QUOTED PASSAGE:
-- Start --
My last escaped prematurely. I meant:
There is no way that an application that passes an LSID to another application can know that the second program will abide by some non-standard TDWG-defined contract about something called an LSID. Any program that passes a uri beginning with urn:lsid with an implicit or explicit request for a getData() call cannot be assured of anything about the chain of custody except what is in the LSID spec.
I wholly \agree/ with the need to have semantically persistent services, together with agreed upon, named, algorithms which establish the identity of two data streams for that purpose. What I don't agree with is calling the hook urn:lsid and the method getData()
Since the infrastructure at TDWG and elsewhere is in place for LSID, I think I would address this issue not by defining a new standard that is a clone of LSID except with a different definition of getData(), but rather think about whether there can be stuff in the getMetadata() calls and returns that permit an assertion by the callee that some bit of stuff has been provided under the semantic persistence contract. Yes, this will lead to needing a call to getMetadata() for stuff that some people insist is data (and also insist there is a difference). This is the cost of doing robust business. Yes, some people will write non-compliant getData() services. Yes, applications that deal with those will sometimes break. As Bruce Stein said in a breakout group last week in the Observation Modeling workshop: "You can't legislate against illegal activity."
On 7/16/07, Bob Morris morris.bob@gmail.com wrote:
There is no way to guarantee that a particular application which passes an LSID to another application can expect anything other
On 7/16/07, P. Bryan Heidorn pheidorn@uiuc.edu wrote:
I am not sure if I follow completely Bob but I think you are pointing out an important issue for "semantics immutability" versus "byte/bit- level immunity". If a client retrieves data from two different clients under a byte-level immutability contract a simple equivalence test should be able to verify the byte-level equivalence. Under the semantic immutability contract, a more complex text for equivalence would be required to fit for example the mime-type.
In practice I do not think this is an issue. If clients act under blind faith under either contract they would not text the equivalence. In fact they would usually only retrieve a particular LSID from one service. The blind faith client would process the data as if the data provider is following the contract and no more. The client could not assume byte-level immutability when there is only semantic immutability because it may indeed break the client code. Caching a byte-level representation of data from one call can not be compared with semantic data. If XML is carried in the data all operations must be consistent with XML operations. I do not see this as a problem.
-- End --
EXERCISE PROMPT: In the message, rewrite the passage from "My last escaped" to "the LSID spec.", changing "application" to "client".

SOURCE EXCERPT:
-- Start --
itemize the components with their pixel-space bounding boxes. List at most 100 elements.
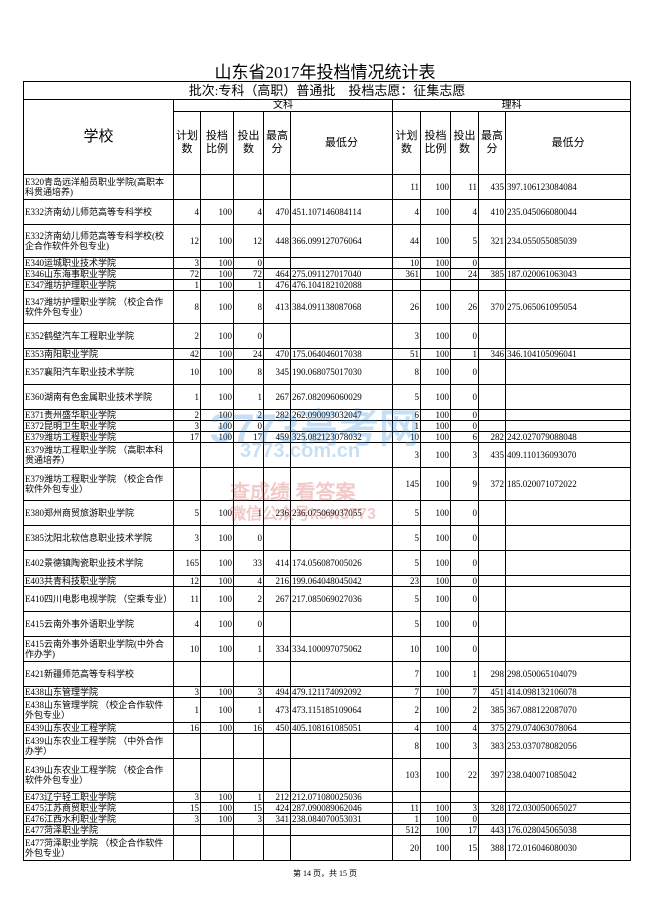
-- End --
RIGHT ANSWER:
My last escaped prematurely. I meant:
There is no way that an client that passes an LSID to another client can know that the second program will abide by some non-standard TDWG-defined contract about something called an LSID. Any program that passes a uri beginning with urn:lsid with an implicit or explicit request for a getData() call cannot be assured of anything about the chain of custody except what is in the LSID spec.